__Do this__:
Locate every line in the records below that holds the word "września" and return each one.

[Dataset records]
-- START --
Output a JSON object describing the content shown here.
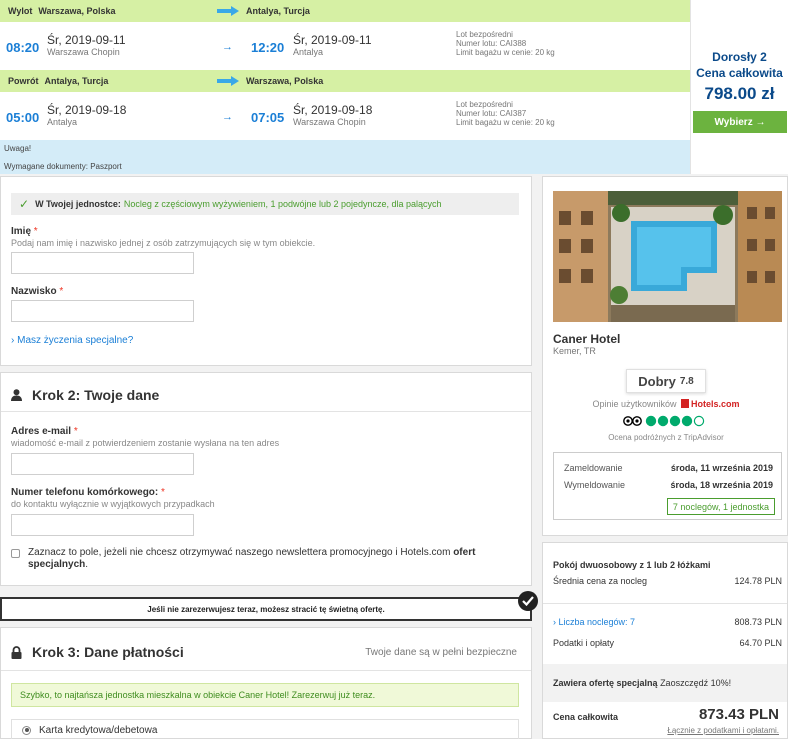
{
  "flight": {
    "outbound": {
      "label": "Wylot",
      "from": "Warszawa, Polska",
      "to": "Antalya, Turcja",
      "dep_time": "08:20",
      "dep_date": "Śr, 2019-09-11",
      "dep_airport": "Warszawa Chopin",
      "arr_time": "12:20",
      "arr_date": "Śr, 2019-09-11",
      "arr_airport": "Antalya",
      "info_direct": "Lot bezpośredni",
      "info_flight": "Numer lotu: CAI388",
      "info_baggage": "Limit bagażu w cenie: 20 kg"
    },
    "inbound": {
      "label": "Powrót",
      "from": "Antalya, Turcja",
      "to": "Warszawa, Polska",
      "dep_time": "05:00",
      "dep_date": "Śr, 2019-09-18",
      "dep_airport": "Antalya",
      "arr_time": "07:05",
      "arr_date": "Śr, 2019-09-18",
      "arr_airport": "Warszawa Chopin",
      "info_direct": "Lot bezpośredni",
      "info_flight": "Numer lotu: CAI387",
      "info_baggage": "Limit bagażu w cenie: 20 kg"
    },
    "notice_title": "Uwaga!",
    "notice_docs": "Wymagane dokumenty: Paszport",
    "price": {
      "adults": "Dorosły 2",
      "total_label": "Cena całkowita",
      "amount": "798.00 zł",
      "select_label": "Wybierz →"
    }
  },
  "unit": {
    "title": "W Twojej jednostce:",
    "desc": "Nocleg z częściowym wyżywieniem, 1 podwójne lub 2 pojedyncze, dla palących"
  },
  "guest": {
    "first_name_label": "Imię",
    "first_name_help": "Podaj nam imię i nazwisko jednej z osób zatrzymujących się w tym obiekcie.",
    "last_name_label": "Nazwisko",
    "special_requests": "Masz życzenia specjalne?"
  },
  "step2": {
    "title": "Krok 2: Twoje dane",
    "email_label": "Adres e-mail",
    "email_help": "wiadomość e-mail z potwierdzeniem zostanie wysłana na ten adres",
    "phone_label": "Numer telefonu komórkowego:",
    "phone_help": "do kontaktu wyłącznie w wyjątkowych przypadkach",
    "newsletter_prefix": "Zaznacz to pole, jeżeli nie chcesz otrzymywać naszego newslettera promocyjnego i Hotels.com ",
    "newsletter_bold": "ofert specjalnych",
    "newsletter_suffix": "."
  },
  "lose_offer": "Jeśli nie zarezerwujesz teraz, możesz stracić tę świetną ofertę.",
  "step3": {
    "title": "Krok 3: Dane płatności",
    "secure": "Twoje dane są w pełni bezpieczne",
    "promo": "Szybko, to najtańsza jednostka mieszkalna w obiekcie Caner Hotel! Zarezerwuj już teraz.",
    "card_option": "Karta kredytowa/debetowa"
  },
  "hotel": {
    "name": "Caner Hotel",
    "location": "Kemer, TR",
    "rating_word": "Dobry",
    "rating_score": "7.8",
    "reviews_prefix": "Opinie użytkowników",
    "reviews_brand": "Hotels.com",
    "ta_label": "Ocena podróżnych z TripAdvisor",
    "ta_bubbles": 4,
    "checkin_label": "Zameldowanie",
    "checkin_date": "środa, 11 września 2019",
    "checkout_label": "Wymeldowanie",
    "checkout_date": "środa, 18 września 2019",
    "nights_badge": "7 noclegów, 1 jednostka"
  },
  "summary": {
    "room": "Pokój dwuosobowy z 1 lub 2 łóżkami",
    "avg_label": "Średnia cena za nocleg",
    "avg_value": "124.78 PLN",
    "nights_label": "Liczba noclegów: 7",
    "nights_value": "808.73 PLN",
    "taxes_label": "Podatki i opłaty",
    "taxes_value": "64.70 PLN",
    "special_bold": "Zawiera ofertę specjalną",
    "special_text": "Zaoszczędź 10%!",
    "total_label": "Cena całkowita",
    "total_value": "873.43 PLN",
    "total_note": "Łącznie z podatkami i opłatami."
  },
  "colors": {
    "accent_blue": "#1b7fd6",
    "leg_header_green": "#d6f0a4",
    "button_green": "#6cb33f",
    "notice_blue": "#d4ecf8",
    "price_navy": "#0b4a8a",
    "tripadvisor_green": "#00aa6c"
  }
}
-- END --
__Task answer__:
    "checkin_date": "środa, 11 września 2019",
    "checkout_date": "środa, 18 września 2019",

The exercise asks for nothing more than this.